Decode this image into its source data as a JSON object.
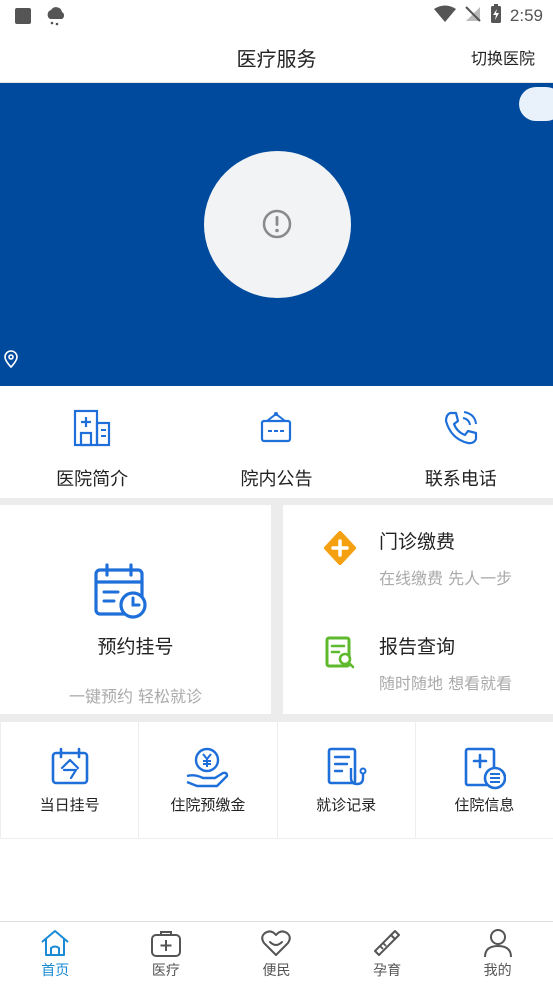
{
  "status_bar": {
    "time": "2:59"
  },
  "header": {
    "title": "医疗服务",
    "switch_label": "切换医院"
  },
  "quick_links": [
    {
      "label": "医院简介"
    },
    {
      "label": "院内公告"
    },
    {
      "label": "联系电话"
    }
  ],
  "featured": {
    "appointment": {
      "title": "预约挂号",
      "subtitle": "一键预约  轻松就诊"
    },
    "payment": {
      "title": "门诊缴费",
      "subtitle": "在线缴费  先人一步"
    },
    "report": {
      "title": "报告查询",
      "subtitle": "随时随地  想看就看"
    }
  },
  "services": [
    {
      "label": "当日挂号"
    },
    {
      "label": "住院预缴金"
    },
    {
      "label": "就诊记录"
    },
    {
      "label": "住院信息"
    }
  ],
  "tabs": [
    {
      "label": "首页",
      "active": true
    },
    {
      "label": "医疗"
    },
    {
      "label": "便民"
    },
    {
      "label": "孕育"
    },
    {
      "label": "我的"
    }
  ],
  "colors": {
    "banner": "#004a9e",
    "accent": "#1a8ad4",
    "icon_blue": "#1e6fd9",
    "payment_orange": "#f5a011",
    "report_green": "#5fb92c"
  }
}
=-=-=-=-=
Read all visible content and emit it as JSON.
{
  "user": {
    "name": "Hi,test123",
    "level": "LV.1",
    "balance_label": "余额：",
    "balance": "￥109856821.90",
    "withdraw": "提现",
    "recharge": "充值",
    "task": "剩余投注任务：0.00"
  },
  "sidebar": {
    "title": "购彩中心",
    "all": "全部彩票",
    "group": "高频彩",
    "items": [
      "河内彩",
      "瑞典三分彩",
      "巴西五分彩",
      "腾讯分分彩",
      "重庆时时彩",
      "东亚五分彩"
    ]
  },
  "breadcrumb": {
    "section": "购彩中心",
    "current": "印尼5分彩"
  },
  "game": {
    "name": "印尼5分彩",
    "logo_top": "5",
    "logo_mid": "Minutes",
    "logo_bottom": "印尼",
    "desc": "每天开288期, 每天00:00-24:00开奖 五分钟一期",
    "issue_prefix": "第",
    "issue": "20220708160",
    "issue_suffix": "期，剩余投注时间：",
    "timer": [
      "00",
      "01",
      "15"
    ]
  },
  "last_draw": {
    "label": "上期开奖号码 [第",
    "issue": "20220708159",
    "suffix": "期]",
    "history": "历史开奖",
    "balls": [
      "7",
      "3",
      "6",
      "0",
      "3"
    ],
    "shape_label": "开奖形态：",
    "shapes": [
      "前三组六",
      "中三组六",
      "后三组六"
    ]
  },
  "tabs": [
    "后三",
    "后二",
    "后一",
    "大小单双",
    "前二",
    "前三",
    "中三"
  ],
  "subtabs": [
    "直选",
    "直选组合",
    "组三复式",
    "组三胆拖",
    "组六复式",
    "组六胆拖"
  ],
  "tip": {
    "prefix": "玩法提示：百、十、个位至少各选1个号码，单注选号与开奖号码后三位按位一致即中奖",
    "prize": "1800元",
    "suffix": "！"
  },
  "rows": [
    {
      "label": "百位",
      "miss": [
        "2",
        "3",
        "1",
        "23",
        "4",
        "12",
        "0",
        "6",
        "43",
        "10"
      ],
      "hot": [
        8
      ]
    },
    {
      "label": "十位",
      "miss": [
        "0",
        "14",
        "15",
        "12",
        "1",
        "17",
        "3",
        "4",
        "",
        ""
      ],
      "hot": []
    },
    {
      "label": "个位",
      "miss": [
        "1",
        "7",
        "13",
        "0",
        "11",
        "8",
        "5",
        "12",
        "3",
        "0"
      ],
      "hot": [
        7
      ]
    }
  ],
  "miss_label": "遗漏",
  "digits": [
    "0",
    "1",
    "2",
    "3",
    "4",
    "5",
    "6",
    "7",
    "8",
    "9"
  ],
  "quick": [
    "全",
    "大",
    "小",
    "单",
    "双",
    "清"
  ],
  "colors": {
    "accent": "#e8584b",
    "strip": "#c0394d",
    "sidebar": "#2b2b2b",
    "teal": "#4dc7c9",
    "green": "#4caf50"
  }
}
=-=-=-=-=
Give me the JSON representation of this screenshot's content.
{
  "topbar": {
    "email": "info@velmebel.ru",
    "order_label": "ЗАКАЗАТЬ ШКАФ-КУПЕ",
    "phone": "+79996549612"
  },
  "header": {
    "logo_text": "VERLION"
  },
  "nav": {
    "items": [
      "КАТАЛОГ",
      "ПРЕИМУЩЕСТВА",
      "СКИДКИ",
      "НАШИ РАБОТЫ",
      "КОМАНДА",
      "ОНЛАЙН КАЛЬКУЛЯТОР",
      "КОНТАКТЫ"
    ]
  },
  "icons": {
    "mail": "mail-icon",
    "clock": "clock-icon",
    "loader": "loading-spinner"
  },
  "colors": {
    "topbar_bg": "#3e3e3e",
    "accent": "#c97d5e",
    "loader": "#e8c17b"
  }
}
=-=-=-=-=
#### [Problem statement]
Search the entries for the word "loader", then list each line that holds it.

#### [Exercise solution]
    "loader": "loading-spinner"
    "loader": "#e8c17b"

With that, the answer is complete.